* Start Material supplied *
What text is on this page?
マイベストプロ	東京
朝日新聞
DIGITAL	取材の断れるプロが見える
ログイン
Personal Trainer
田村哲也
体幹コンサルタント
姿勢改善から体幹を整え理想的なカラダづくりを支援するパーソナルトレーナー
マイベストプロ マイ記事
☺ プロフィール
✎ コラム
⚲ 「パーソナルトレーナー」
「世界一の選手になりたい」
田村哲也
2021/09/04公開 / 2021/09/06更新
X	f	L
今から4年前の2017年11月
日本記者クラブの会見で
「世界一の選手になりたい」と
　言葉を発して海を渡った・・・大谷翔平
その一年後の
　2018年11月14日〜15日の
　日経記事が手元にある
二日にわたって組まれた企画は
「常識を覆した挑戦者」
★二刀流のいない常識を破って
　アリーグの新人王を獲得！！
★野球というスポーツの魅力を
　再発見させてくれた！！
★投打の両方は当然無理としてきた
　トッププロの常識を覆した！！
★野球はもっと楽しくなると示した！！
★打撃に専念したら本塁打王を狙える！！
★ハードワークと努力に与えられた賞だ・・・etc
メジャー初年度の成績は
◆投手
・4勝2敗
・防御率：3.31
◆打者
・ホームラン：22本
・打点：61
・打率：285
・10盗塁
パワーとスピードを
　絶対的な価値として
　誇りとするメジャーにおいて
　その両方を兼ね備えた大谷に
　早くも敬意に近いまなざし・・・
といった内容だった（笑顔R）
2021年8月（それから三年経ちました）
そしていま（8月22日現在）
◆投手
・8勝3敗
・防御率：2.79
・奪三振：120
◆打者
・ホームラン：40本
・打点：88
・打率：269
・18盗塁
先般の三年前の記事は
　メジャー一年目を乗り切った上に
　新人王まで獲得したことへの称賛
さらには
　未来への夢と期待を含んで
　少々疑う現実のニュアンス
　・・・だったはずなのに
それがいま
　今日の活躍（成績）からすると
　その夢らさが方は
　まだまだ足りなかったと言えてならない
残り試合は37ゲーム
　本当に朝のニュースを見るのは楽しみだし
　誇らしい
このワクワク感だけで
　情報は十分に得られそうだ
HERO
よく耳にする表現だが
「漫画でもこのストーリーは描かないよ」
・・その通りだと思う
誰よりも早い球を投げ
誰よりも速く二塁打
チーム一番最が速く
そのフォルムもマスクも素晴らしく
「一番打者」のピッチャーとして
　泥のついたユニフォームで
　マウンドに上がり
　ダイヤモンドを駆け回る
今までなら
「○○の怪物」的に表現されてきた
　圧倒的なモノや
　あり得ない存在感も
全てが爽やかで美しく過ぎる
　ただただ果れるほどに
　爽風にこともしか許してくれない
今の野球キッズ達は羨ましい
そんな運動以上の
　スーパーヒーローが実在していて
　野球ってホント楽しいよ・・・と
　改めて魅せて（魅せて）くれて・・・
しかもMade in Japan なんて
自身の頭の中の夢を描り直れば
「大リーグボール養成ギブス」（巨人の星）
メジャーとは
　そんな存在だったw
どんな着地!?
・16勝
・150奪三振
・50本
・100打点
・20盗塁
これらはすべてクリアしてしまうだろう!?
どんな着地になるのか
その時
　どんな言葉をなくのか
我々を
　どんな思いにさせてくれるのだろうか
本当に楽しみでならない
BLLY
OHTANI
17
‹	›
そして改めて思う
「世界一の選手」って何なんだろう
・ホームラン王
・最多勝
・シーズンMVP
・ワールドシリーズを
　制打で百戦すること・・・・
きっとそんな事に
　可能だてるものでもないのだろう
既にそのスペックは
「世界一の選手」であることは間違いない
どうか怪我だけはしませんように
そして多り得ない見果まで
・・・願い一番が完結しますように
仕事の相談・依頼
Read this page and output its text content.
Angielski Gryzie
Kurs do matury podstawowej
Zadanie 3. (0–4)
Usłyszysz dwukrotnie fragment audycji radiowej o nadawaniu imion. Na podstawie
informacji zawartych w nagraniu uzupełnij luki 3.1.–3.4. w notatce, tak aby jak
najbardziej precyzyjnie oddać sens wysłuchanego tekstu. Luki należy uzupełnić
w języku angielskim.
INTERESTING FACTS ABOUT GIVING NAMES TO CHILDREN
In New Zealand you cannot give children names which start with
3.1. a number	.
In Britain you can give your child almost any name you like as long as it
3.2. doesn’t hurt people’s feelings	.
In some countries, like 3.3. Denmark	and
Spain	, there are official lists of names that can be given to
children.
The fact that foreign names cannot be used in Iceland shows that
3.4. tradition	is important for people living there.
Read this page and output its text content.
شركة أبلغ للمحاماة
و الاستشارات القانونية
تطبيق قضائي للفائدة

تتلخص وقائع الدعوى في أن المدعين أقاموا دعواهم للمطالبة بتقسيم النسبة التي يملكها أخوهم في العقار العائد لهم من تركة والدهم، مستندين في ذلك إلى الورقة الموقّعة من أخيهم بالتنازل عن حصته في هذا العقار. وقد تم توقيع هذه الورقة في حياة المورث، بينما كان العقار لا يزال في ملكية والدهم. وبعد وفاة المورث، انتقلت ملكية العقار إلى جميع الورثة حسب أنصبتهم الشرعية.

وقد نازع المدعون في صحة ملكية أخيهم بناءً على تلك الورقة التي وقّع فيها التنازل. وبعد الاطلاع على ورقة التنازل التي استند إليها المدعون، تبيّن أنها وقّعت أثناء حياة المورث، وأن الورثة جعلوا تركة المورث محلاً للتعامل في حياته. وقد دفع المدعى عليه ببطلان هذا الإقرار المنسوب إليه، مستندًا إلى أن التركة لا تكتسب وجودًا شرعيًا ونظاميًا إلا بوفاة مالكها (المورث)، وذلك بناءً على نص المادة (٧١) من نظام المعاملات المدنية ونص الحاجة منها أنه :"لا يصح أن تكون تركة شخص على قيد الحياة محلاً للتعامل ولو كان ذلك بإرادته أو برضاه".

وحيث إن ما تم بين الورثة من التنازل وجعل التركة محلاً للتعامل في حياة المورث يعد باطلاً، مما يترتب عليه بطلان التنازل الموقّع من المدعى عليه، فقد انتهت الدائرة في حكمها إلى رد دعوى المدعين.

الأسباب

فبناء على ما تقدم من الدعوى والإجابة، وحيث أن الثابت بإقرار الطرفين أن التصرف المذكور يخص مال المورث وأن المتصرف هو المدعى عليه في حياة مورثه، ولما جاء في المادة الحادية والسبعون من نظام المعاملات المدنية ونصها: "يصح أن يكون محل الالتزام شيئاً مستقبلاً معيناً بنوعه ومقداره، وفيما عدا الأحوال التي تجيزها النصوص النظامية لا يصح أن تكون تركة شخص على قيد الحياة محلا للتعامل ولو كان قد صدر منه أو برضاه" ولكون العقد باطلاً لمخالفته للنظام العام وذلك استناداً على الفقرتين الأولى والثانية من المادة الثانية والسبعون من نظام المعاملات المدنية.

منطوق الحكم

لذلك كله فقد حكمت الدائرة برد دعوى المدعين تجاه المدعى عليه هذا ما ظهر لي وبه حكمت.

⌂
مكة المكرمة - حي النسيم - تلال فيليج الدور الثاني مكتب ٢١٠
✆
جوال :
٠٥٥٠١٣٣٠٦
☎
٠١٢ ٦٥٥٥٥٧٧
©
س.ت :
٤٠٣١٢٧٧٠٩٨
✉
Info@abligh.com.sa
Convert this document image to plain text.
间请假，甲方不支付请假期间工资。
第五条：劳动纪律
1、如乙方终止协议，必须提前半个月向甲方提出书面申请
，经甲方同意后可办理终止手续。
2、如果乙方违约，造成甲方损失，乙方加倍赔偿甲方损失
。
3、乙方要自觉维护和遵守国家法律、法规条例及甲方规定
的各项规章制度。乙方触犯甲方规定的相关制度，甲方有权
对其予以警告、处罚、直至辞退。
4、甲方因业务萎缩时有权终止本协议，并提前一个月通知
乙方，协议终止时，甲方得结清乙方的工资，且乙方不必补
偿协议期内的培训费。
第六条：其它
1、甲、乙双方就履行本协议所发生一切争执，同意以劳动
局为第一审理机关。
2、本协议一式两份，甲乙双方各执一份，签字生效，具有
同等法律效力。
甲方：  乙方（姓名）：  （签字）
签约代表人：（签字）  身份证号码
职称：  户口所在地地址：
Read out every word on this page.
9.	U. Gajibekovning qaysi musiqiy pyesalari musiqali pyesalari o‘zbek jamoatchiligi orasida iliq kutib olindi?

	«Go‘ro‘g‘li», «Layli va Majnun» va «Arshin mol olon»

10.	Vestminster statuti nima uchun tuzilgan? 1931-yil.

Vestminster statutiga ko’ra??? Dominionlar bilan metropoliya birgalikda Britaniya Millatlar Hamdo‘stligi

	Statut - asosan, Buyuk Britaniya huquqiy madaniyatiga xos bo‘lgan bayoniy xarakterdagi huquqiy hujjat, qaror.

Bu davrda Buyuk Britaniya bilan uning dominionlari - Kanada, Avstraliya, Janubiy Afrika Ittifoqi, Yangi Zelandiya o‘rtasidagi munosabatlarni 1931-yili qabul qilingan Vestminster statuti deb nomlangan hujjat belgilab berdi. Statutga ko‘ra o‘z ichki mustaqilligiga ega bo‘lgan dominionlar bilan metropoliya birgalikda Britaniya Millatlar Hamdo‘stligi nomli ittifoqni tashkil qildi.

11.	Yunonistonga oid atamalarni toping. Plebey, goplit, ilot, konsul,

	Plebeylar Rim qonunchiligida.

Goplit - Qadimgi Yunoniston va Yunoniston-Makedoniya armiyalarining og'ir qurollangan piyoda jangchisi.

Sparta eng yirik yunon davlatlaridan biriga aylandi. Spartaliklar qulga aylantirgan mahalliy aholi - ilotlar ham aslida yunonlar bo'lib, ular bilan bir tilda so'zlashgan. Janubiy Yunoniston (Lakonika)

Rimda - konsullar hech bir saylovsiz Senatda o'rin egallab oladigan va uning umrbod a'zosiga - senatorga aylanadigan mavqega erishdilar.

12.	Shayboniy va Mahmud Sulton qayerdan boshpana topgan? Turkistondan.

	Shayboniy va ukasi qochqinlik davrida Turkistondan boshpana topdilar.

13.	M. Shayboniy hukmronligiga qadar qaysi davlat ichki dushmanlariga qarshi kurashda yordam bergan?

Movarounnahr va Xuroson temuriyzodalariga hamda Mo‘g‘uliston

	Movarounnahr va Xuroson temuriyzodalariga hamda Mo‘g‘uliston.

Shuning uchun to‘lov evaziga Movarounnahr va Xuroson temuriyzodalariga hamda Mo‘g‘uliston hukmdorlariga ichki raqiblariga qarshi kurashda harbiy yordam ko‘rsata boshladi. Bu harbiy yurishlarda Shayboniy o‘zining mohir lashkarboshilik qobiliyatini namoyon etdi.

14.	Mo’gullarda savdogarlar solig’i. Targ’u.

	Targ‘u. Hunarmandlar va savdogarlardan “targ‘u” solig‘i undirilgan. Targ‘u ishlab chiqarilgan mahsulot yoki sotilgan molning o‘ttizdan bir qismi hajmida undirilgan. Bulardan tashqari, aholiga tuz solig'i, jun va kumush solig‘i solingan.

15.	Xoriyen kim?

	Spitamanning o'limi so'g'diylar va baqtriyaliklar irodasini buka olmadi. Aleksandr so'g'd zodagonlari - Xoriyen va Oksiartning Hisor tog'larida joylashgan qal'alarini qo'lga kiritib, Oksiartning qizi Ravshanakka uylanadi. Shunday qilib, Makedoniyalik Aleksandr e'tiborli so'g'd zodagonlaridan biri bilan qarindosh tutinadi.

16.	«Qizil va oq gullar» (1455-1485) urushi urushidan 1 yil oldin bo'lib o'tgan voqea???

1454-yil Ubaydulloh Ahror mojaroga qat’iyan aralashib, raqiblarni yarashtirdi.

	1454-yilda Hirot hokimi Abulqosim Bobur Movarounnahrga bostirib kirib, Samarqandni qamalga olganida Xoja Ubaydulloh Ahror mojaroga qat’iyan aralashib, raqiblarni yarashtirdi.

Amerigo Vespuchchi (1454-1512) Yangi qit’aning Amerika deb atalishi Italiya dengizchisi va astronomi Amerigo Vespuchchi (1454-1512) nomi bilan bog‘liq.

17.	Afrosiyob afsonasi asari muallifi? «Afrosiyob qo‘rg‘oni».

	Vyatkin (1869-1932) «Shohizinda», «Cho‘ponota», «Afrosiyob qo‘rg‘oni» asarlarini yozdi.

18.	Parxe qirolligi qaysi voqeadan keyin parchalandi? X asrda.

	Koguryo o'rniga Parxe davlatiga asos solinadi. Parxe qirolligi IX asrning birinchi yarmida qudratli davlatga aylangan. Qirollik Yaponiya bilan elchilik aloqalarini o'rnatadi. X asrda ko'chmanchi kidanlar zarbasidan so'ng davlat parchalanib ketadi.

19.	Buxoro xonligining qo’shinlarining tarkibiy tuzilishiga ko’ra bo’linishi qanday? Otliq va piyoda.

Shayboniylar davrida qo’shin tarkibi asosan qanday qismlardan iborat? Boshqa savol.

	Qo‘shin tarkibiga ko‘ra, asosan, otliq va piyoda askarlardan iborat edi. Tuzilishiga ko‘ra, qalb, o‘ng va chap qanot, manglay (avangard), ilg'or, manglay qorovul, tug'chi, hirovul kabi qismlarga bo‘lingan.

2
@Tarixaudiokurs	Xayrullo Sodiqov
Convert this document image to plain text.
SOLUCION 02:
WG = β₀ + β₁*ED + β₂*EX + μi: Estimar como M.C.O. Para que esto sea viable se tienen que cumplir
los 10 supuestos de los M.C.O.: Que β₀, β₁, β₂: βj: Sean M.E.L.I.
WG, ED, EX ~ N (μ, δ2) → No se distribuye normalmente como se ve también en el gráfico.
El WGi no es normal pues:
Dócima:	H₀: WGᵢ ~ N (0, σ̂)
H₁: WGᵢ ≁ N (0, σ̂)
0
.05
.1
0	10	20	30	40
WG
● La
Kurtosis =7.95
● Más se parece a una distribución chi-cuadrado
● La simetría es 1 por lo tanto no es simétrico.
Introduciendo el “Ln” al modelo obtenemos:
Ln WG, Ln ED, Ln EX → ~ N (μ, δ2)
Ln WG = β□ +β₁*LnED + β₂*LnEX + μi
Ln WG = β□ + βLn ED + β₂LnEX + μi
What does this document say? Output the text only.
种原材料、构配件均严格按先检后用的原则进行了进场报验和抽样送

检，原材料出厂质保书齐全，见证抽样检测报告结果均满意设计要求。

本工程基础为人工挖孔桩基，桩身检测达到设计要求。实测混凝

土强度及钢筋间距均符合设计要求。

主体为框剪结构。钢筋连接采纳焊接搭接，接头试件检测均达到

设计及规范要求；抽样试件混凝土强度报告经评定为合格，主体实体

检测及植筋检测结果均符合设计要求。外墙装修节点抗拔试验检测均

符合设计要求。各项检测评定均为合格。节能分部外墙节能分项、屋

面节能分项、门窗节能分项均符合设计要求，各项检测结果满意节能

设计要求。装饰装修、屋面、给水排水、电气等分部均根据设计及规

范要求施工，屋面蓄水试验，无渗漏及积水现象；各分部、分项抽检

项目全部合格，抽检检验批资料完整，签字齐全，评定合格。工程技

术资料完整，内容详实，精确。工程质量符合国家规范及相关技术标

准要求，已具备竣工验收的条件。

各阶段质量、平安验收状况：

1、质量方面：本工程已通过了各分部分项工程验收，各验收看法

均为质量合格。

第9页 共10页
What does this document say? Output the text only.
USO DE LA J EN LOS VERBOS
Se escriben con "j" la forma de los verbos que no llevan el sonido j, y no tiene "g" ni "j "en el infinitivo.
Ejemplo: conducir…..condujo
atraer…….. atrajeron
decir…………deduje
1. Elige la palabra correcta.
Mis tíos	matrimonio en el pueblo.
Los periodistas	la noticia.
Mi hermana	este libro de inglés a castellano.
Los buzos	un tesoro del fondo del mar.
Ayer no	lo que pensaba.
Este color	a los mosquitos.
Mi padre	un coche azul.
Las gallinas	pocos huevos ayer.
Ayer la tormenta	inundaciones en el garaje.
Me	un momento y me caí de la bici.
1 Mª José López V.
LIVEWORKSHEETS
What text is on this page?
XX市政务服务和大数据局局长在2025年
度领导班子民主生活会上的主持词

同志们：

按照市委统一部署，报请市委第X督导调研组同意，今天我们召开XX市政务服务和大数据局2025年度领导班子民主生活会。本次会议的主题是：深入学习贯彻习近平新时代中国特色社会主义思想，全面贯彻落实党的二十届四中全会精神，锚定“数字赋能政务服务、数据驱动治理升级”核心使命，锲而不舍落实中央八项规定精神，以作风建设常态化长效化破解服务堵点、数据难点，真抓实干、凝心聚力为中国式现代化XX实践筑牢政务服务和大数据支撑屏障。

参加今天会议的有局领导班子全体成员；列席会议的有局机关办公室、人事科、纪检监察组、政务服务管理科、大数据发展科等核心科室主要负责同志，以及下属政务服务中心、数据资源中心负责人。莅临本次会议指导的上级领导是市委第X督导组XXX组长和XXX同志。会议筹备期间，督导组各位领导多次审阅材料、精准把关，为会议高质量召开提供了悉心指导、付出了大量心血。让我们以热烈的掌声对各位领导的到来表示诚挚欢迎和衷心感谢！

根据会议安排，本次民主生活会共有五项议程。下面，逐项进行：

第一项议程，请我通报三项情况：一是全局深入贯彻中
* End Material supplied *
- The task
Find each line holding the string "cannot" and copy it out.

- Complete response
In New Zealand you cannot give children names which start with
The fact that foreign names cannot be used in Iceland shows that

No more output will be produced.